Entries provided >>

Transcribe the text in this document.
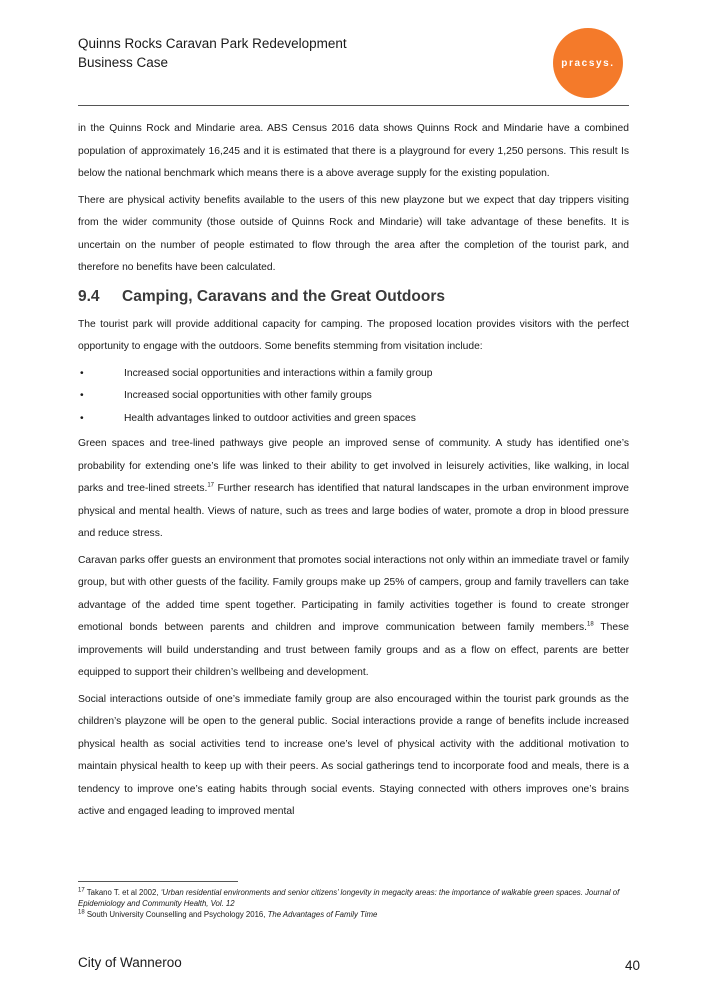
Quinns Rocks Caravan Park Redevelopment
Business Case	pracsys.

in the Quinns Rock and Mindarie area. ABS Census 2016 data shows Quinns Rock and Mindarie have a combined population of approximately 16,245 and it is estimated that there is a playground for every 1,250 persons. This result Is below the national benchmark which means there is a above average supply for the existing population.

There are physical activity benefits available to the users of this new playzone but we expect that day trippers visiting from the wider community (those outside of Quinns Rock and Mindarie) will take advantage of these benefits. It is uncertain on the number of people estimated to flow through the area after the completion of the tourist park, and therefore no benefits have been calculated.

9.4	Camping, Caravans and the Great Outdoors

The tourist park will provide additional capacity for camping. The proposed location provides visitors with the perfect opportunity to engage with the outdoors. Some benefits stemming from visitation include:

•	Increased social opportunities and interactions within a family group
•	Increased social opportunities with other family groups
•	Health advantages linked to outdoor activities and green spaces

Green spaces and tree-lined pathways give people an improved sense of community. A study has identified one’s probability for extending one’s life was linked to their ability to get involved in leisurely activities, like walking, in local parks and tree-lined streets.$^{17}$ Further research has identified that natural landscapes in the urban environment improve physical and mental health. Views of nature, such as trees and large bodies of water, promote a drop in blood pressure and reduce stress.

Caravan parks offer guests an environment that promotes social interactions not only within an immediate travel or family group, but with other guests of the facility. Family groups make up 25% of campers, group and family travellers can take advantage of the added time spent together. Participating in family activities together is found to create stronger emotional bonds between parents and children and improve communication between family members.$^{18}$ These improvements will build understanding and trust between family groups and as a flow on effect, parents are better equipped to support their children’s wellbeing and development.

Social interactions outside of one’s immediate family group are also encouraged within the tourist park grounds as the children’s playzone will be open to the general public. Social interactions provide a range of benefits include increased physical health as social activities tend to increase one’s level of physical activity with the additional motivation to maintain physical health to keep up with their peers. As social gatherings tend to incorporate food and meals, there is a tendency to improve one’s eating habits through social events. Staying connected with others improves one’s brains active and engaged leading to improved mental

$^{17}$ Takano T. et al 2002, ‘Urban residential environments and senior citizens’ longevity in megacity areas: the importance of walkable green spaces. Journal of Epidemiology and Community Health, Vol. 12
$^{18}$ South University Counselling and Psychology 2016, The Advantages of Family Time
City of Wanneroo	40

Aim >> Across the records above, count the lines holding "mental" and reply with that number alone.

Worked answer >> 2